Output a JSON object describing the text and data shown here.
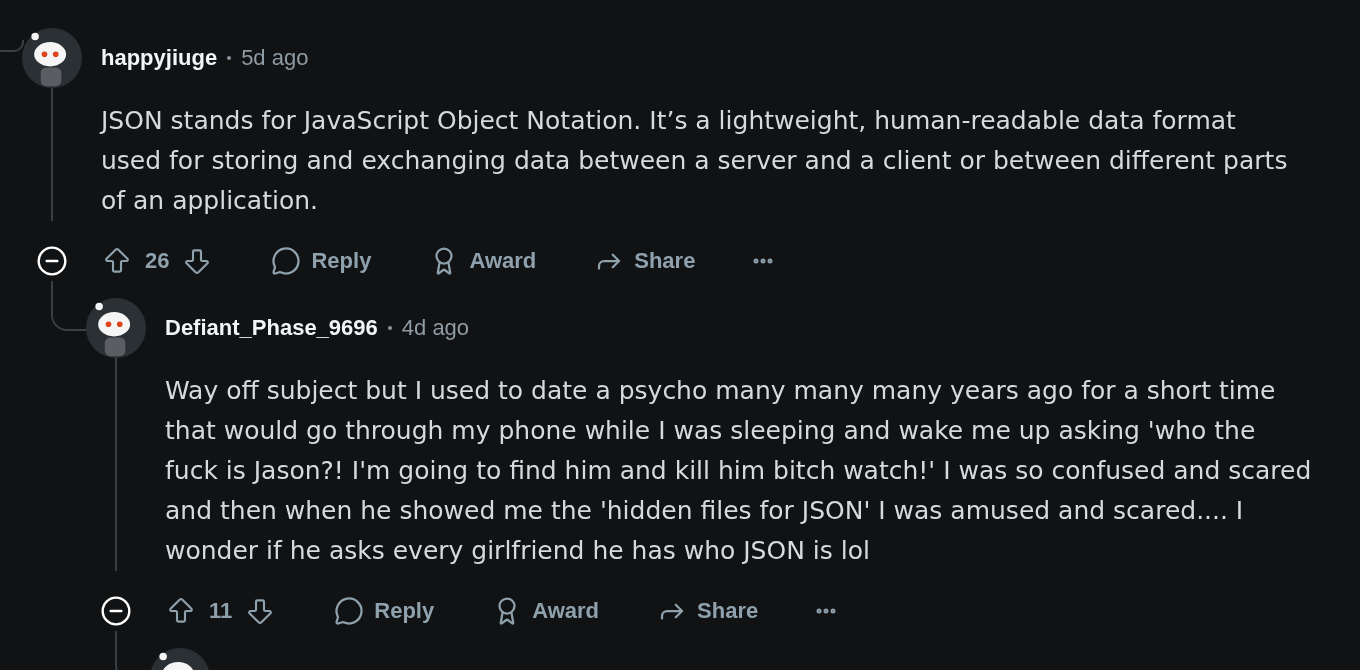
{
  "comments": [
    {
      "kind": "full",
      "author": "happyjiuge",
      "time": "5d ago",
      "expanded": true,
      "body": "JSON stands for JavaScript Object Notation. It’s a lightweight, human-readable data format used for storing and exchanging data between a server and a client or between different parts of an application.",
      "votes": "26",
      "actions": [
        "Reply",
        "Award",
        "Share"
      ],
      "children": [
        {
          "kind": "full",
          "author": "Defiant_Phase_9696",
          "time": "4d ago",
          "expanded": true,
          "body": "Way off subject but I used to date a psycho many many many years ago for a short time that would go through my phone while I was sleeping and wake me up asking 'who the fuck is Jason?! I'm going to find him and kill him bitch watch!' I was so confused and scared and then when he showed me the 'hidden files for JSON' I was amused and scared.... I wonder if he asks every girlfriend he has who JSON is lol",
          "votes": "11",
          "actions": [
            "Reply",
            "Award",
            "Share"
          ],
          "children": [
            {
              "kind": "partial"
            }
          ]
        }
      ]
    }
  ]
}
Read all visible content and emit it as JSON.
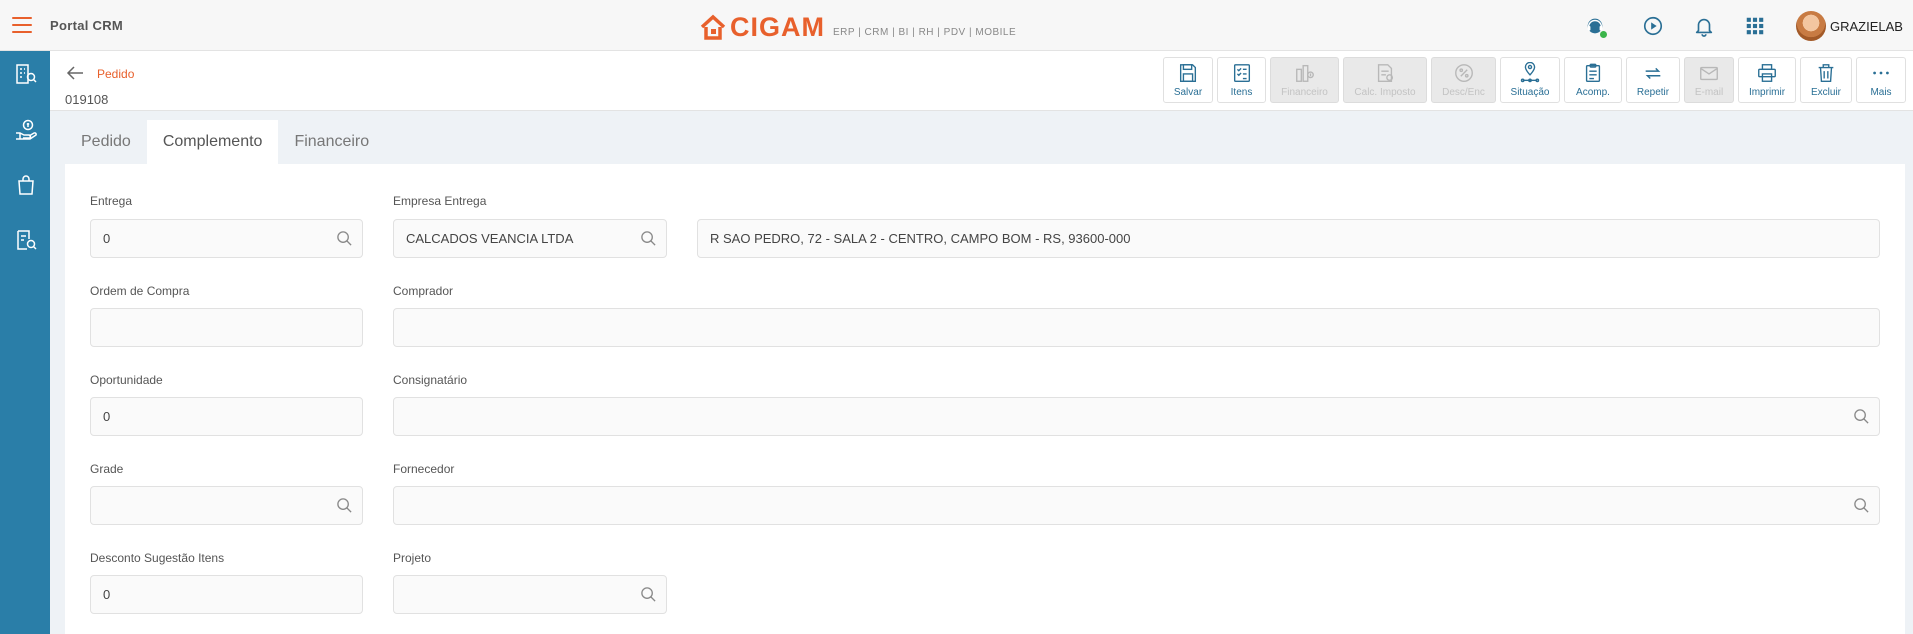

•••

■ Do this
Say how many lines in the records hold the string "used", and say nothing else.

■ Response to the task
2